RECORDS SUPPLIED:
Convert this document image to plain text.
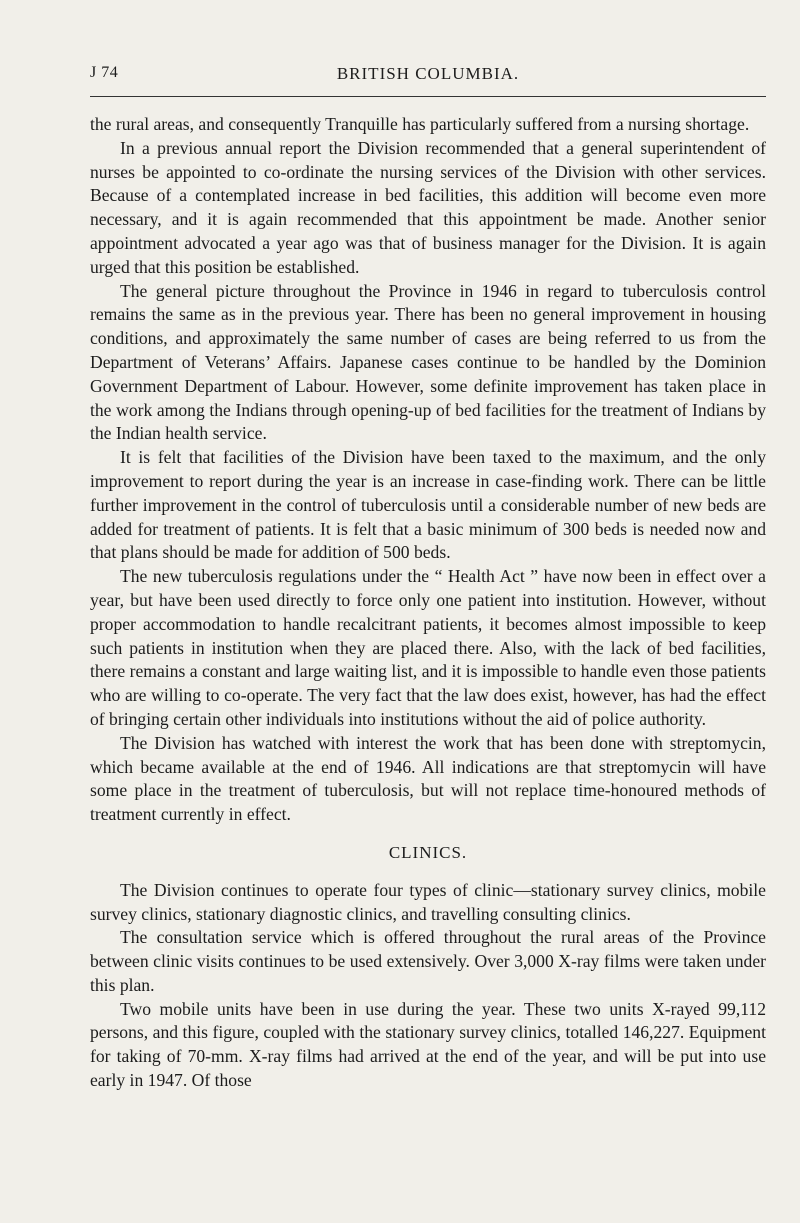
J 74	BRITISH COLUMBIA.

the rural areas, and consequently Tranquille has particularly suffered from a nursing shortage.

In a previous annual report the Division recommended that a general superintendent of nurses be appointed to co-ordinate the nursing services of the Division with other services. Because of a contemplated increase in bed facilities, this addition will become even more necessary, and it is again recommended that this appointment be made. Another senior appointment advocated a year ago was that of business manager for the Division. It is again urged that this position be established.

The general picture throughout the Province in 1946 in regard to tuberculosis control remains the same as in the previous year. There has been no general improvement in housing conditions, and approximately the same number of cases are being referred to us from the Department of Veterans’ Affairs. Japanese cases continue to be handled by the Dominion Government Department of Labour. However, some definite improvement has taken place in the work among the Indians through opening-up of bed facilities for the treatment of Indians by the Indian health service.

It is felt that facilities of the Division have been taxed to the maximum, and the only improvement to report during the year is an increase in case-finding work. There can be little further improvement in the control of tuberculosis until a considerable number of new beds are added for treatment of patients. It is felt that a basic minimum of 300 beds is needed now and that plans should be made for addition of 500 beds.

The new tuberculosis regulations under the “ Health Act ” have now been in effect over a year, but have been used directly to force only one patient into institution. However, without proper accommodation to handle recalcitrant patients, it becomes almost impossible to keep such patients in institution when they are placed there. Also, with the lack of bed facilities, there remains a constant and large waiting list, and it is impossible to handle even those patients who are willing to co-operate. The very fact that the law does exist, however, has had the effect of bringing certain other individuals into institutions without the aid of police authority.

The Division has watched with interest the work that has been done with streptomycin, which became available at the end of 1946. All indications are that streptomycin will have some place in the treatment of tuberculosis, but will not replace time-honoured methods of treatment currently in effect.

CLINICS.

The Division continues to operate four types of clinic—stationary survey clinics, mobile survey clinics, stationary diagnostic clinics, and travelling consulting clinics.

The consultation service which is offered throughout the rural areas of the Province between clinic visits continues to be used extensively. Over 3,000 X-ray films were taken under this plan.

Two mobile units have been in use during the year. These two units X-rayed 99,112 persons, and this figure, coupled with the stationary survey clinics, totalled 146,227. Equipment for taking of 70-mm. X-ray films had arrived at the end of the year, and will be put into use early in 1947. Of those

EXERCISE OBJECTIVE:
What is needed is each line of the entries that contains the word "stationary".

RESPONSE BOX:
The Division continues to operate four types of clinic—stationary survey clinics, mobile survey clinics, stationary diagnostic clinics, and travelling consulting clinics.
Two mobile units have been in use during the year. These two units X-rayed 99,112 persons, and this figure, coupled with the stationary survey clinics, totalled 146,227. Equipment for taking of 70-mm. X-ray films had arrived at the end of the year, and will be put into use early in 1947. Of those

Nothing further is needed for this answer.